START Data shown
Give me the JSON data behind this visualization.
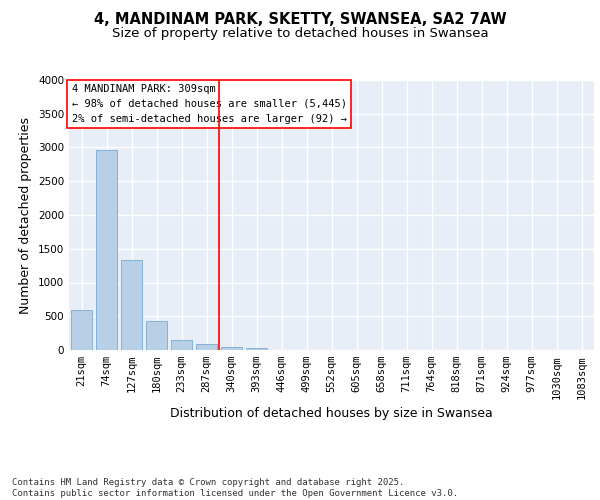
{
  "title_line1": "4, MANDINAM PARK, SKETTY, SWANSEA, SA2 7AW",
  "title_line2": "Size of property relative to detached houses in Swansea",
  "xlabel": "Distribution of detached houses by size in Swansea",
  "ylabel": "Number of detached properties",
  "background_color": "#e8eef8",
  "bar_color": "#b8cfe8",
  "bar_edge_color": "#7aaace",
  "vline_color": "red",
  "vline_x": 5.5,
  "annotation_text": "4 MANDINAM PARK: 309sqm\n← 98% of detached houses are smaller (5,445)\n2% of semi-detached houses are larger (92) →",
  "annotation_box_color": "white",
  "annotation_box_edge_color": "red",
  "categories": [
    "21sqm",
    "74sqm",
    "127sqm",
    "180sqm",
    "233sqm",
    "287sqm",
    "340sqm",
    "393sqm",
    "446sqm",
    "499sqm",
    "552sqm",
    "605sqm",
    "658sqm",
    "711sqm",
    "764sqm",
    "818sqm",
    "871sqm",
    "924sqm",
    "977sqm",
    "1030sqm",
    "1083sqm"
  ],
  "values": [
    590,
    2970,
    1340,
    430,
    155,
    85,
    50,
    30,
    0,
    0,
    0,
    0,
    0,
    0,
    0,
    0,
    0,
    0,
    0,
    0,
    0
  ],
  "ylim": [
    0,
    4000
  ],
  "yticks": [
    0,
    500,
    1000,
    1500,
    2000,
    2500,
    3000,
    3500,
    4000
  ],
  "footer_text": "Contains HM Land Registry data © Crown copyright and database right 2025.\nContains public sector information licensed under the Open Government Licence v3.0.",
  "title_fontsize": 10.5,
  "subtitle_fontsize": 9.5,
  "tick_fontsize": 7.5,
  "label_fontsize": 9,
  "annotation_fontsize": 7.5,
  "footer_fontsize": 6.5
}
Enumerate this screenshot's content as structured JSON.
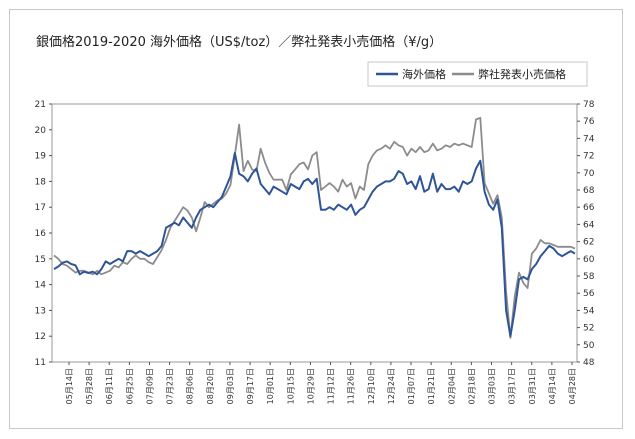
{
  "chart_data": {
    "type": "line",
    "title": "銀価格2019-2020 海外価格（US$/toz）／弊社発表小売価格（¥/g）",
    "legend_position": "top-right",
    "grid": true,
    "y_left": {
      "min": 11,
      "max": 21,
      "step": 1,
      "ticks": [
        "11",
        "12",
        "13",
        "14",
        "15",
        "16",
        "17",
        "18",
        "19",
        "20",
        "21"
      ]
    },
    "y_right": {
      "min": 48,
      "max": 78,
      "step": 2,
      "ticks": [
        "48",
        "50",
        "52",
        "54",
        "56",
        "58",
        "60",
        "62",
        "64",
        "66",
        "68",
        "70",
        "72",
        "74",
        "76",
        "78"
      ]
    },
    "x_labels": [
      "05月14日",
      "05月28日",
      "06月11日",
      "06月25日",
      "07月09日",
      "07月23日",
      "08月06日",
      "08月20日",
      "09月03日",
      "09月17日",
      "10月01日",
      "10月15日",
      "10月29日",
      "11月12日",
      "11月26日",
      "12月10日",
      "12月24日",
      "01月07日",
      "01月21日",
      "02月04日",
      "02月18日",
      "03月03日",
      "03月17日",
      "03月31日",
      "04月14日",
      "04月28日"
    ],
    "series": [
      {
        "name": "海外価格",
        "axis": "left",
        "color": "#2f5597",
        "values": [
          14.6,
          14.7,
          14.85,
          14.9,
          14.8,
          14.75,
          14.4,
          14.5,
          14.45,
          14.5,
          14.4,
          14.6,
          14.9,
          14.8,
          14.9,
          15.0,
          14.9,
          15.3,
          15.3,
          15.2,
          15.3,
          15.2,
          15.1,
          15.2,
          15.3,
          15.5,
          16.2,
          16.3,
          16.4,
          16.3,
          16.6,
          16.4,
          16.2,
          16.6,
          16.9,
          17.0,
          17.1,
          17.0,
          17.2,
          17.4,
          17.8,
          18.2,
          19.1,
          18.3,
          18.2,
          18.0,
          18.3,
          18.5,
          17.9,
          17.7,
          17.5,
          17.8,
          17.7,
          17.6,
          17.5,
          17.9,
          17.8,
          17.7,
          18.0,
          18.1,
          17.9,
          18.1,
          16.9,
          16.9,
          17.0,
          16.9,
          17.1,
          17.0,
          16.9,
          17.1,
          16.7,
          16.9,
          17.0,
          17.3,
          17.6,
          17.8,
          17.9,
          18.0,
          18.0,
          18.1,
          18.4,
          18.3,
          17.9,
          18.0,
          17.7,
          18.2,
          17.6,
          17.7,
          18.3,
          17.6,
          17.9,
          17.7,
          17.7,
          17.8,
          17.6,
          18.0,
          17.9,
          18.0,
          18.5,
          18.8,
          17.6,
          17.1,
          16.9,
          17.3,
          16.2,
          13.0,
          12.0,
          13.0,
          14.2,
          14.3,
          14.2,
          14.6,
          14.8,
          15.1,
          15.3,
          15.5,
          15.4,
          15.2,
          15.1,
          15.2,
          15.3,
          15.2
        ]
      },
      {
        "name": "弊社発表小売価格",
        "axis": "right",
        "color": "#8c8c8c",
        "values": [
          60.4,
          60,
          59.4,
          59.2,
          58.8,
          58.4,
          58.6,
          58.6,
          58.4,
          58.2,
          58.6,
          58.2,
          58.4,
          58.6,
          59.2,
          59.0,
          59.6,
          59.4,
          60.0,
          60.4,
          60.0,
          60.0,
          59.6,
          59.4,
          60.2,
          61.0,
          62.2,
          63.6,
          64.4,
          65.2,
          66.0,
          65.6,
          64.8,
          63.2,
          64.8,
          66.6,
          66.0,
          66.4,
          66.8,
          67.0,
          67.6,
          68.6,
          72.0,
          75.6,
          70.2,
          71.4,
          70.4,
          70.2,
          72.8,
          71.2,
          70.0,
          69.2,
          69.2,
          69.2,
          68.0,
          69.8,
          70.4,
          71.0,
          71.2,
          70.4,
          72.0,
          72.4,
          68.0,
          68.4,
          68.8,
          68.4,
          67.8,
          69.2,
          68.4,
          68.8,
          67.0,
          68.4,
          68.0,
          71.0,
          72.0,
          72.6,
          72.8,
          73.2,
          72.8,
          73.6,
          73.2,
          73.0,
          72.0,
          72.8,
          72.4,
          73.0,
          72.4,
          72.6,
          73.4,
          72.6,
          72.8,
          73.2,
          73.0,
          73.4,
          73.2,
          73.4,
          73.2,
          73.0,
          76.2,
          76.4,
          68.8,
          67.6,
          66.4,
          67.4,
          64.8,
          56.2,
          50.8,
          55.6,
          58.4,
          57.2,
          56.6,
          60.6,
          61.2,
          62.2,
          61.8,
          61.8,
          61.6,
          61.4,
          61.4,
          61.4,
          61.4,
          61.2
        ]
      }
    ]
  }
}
END Data shown
START Data shown
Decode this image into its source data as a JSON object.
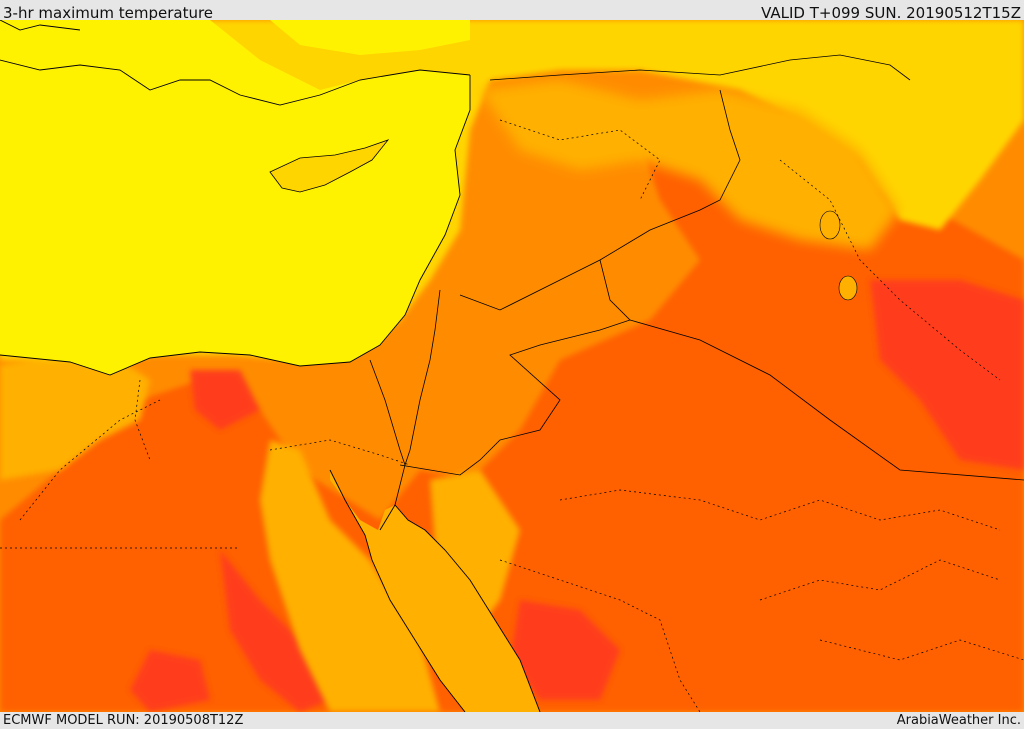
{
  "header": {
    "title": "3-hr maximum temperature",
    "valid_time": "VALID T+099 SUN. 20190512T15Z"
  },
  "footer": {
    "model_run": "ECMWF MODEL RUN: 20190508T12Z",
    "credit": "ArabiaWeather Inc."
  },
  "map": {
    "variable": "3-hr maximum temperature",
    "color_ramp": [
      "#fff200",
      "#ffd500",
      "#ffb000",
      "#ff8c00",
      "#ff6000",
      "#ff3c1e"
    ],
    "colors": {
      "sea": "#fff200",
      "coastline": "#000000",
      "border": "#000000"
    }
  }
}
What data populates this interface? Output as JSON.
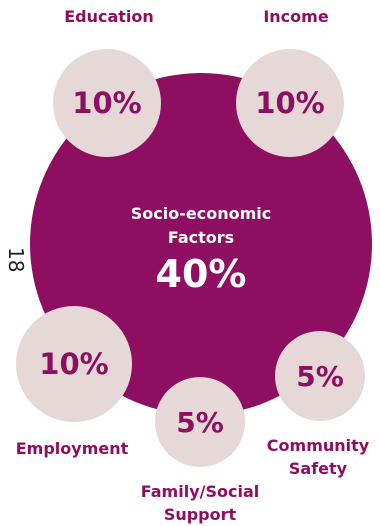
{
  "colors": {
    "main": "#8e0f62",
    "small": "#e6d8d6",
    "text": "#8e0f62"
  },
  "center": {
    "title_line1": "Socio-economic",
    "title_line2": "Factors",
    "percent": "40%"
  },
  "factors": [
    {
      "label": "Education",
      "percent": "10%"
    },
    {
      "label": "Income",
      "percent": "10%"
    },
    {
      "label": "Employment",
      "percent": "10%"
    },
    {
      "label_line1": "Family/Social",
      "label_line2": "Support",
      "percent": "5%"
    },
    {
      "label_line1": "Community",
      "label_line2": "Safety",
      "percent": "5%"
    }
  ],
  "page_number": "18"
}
END Data shown
Which lines contain "PARK"? Show each of them.

  "title_line1": "4, MANDINAM PARK, SKETTY, SWANSEA, SA2 7AW",
  "annotation_text": "4 MANDINAM PARK: 309sqm\n← 98% of detached houses are smaller (5,445)\n2% of semi-detached houses are larger (92) →",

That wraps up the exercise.